Data items

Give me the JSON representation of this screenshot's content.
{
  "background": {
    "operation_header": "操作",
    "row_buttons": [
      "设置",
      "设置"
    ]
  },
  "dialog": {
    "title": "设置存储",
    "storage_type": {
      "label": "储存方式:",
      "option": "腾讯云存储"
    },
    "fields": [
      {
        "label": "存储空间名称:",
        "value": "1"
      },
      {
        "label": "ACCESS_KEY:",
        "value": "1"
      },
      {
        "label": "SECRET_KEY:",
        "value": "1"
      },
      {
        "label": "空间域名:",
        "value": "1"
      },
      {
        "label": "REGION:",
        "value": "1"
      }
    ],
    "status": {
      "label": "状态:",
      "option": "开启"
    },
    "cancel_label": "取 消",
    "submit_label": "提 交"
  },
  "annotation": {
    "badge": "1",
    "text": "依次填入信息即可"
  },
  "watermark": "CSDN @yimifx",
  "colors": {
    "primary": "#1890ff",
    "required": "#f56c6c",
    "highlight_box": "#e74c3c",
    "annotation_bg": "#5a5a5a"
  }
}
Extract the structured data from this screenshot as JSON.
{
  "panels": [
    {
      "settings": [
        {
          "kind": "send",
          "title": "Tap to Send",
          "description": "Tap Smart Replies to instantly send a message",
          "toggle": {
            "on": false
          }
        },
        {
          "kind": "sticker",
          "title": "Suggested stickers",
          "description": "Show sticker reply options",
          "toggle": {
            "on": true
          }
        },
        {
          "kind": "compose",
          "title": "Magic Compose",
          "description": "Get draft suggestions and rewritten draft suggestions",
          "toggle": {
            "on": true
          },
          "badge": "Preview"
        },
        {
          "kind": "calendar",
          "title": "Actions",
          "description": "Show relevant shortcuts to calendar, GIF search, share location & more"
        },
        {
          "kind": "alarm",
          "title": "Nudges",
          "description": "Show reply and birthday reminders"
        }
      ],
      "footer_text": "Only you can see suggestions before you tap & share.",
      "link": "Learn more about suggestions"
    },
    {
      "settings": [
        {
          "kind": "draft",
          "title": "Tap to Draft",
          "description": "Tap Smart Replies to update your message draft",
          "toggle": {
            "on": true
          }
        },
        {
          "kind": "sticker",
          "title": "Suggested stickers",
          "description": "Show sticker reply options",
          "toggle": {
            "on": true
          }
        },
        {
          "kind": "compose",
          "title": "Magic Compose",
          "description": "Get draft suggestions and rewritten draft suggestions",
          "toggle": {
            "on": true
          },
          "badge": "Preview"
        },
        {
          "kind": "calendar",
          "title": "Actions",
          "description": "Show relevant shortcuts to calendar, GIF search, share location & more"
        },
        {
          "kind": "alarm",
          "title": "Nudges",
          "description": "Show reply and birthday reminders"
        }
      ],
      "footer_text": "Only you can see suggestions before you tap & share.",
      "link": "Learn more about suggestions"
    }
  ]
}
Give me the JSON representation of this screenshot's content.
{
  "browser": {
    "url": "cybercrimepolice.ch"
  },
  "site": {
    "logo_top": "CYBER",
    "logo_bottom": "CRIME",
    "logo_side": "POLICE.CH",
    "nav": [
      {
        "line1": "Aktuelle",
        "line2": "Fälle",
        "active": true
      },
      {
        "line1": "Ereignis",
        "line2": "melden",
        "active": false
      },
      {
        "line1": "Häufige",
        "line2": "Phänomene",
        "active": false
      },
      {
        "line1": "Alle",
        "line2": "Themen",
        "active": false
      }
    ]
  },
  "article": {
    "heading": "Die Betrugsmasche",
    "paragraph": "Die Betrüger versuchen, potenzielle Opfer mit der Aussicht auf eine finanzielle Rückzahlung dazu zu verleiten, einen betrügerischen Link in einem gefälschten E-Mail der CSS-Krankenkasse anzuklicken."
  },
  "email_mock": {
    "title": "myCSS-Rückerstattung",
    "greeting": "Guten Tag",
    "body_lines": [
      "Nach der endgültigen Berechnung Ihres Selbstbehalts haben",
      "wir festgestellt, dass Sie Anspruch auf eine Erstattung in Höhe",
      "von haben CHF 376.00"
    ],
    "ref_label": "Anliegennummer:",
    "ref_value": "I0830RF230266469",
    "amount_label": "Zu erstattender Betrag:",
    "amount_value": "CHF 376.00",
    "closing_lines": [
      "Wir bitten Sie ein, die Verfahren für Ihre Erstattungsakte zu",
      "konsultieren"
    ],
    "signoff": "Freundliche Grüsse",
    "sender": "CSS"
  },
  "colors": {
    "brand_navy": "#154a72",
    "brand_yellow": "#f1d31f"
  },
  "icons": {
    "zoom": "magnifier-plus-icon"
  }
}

Do this
Count the lines of the listing above that include the word "Smart" and state the total with nothing else.

Result
2